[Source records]
[start]
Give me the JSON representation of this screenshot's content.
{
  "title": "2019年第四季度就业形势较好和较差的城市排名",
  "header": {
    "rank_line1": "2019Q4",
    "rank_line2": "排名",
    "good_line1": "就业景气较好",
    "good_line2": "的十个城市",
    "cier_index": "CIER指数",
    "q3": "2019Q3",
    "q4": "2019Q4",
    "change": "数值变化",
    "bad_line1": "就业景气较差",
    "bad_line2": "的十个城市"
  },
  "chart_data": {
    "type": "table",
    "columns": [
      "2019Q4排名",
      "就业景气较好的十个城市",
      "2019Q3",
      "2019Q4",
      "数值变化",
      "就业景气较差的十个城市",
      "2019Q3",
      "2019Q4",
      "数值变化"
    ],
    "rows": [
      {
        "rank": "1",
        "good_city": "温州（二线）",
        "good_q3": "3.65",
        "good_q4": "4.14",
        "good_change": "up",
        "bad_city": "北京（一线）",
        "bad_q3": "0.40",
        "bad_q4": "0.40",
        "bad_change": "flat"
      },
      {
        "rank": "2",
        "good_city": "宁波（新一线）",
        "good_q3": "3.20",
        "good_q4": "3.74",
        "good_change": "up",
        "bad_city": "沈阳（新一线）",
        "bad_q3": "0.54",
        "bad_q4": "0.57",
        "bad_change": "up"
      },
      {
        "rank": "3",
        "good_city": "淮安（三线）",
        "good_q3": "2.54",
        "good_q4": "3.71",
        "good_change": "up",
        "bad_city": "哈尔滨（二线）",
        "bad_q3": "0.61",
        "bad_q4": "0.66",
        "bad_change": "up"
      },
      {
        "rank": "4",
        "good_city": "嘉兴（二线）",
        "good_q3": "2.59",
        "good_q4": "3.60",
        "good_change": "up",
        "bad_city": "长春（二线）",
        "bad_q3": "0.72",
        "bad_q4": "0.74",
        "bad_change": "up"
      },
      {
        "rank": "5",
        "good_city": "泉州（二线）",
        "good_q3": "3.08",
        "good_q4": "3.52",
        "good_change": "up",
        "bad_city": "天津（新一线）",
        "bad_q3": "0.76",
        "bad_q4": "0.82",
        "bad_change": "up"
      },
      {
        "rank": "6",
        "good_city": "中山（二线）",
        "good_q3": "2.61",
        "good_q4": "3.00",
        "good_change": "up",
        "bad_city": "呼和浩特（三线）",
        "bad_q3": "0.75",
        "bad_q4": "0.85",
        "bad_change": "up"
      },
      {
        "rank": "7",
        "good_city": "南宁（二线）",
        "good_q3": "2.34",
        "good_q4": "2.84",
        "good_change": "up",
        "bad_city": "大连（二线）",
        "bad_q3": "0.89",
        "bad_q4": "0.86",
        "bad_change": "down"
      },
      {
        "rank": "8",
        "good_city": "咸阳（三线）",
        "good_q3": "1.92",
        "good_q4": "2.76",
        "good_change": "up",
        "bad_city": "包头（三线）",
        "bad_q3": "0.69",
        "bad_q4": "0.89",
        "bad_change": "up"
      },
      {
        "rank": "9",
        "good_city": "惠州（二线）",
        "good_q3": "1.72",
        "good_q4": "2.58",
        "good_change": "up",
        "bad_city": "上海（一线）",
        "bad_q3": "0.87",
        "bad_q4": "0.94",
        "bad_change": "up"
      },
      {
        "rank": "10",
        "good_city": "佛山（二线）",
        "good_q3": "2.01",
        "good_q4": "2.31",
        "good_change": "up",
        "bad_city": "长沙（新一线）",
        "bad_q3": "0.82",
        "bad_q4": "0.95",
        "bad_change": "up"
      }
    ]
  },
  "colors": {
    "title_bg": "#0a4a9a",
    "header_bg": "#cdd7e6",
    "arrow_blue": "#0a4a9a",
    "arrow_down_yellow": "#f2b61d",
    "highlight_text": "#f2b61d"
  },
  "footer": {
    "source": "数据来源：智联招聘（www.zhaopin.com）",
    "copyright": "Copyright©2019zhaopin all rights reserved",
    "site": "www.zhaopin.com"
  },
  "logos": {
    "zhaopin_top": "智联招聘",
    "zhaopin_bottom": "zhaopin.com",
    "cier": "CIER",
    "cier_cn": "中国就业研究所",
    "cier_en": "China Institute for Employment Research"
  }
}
[end]
Retype the material above, line by line, exactly.

Give me the JSON representation of this screenshot's content.
{
  "title": "2019年第四季度就业形势较好和较差的城市排名",
  "header": {
    "rank_line1": "2019Q4",
    "rank_line2": "排名",
    "good_line1": "就业景气较好",
    "good_line2": "的十个城市",
    "cier_index": "CIER指数",
    "q3": "2019Q3",
    "q4": "2019Q4",
    "change": "数值变化",
    "bad_line1": "就业景气较差",
    "bad_line2": "的十个城市"
  },
  "chart_data": {
    "type": "table",
    "columns": [
      "2019Q4排名",
      "就业景气较好的十个城市",
      "2019Q3",
      "2019Q4",
      "数值变化",
      "就业景气较差的十个城市",
      "2019Q3",
      "2019Q4",
      "数值变化"
    ],
    "rows": [
      {
        "rank": "1",
        "good_city": "温州（二线）",
        "good_q3": "3.65",
        "good_q4": "4.14",
        "good_change": "up",
        "bad_city": "北京（一线）",
        "bad_q3": "0.40",
        "bad_q4": "0.40",
        "bad_change": "flat"
      },
      {
        "rank": "2",
        "good_city": "宁波（新一线）",
        "good_q3": "3.20",
        "good_q4": "3.74",
        "good_change": "up",
        "bad_city": "沈阳（新一线）",
        "bad_q3": "0.54",
        "bad_q4": "0.57",
        "bad_change": "up"
      },
      {
        "rank": "3",
        "good_city": "淮安（三线）",
        "good_q3": "2.54",
        "good_q4": "3.71",
        "good_change": "up",
        "bad_city": "哈尔滨（二线）",
        "bad_q3": "0.61",
        "bad_q4": "0.66",
        "bad_change": "up"
      },
      {
        "rank": "4",
        "good_city": "嘉兴（二线）",
        "good_q3": "2.59",
        "good_q4": "3.60",
        "good_change": "up",
        "bad_city": "长春（二线）",
        "bad_q3": "0.72",
        "bad_q4": "0.74",
        "bad_change": "up"
      },
      {
        "rank": "5",
        "good_city": "泉州（二线）",
        "good_q3": "3.08",
        "good_q4": "3.52",
        "good_change": "up",
        "bad_city": "天津（新一线）",
        "bad_q3": "0.76",
        "bad_q4": "0.82",
        "bad_change": "up"
      },
      {
        "rank": "6",
        "good_city": "中山（二线）",
        "good_q3": "2.61",
        "good_q4": "3.00",
        "good_change": "up",
        "bad_city": "呼和浩特（三线）",
        "bad_q3": "0.75",
        "bad_q4": "0.85",
        "bad_change": "up"
      },
      {
        "rank": "7",
        "good_city": "南宁（二线）",
        "good_q3": "2.34",
        "good_q4": "2.84",
        "good_change": "up",
        "bad_city": "大连（二线）",
        "bad_q3": "0.89",
        "bad_q4": "0.86",
        "bad_change": "down"
      },
      {
        "rank": "8",
        "good_city": "咸阳（三线）",
        "good_q3": "1.92",
        "good_q4": "2.76",
        "good_change": "up",
        "bad_city": "包头（三线）",
        "bad_q3": "0.69",
        "bad_q4": "0.89",
        "bad_change": "up"
      },
      {
        "rank": "9",
        "good_city": "惠州（二线）",
        "good_q3": "1.72",
        "good_q4": "2.58",
        "good_change": "up",
        "bad_city": "上海（一线）",
        "bad_q3": "0.87",
        "bad_q4": "0.94",
        "bad_change": "up"
      },
      {
        "rank": "10",
        "good_city": "佛山（二线）",
        "good_q3": "2.01",
        "good_q4": "2.31",
        "good_change": "up",
        "bad_city": "长沙（新一线）",
        "bad_q3": "0.82",
        "bad_q4": "0.95",
        "bad_change": "up"
      }
    ]
  },
  "colors": {
    "title_bg": "#0a4a9a",
    "header_bg": "#cdd7e6",
    "arrow_blue": "#0a4a9a",
    "arrow_down_yellow": "#f2b61d",
    "highlight_text": "#f2b61d"
  },
  "footer": {
    "source": "数据来源：智联招聘（www.zhaopin.com）",
    "copyright": "Copyright©2019zhaopin all rights reserved",
    "site": "www.zhaopin.com"
  },
  "logos": {
    "zhaopin_top": "智联招聘",
    "zhaopin_bottom": "zhaopin.com",
    "cier": "CIER",
    "cier_cn": "中国就业研究所",
    "cier_en": "China Institute for Employment Research"
  }
}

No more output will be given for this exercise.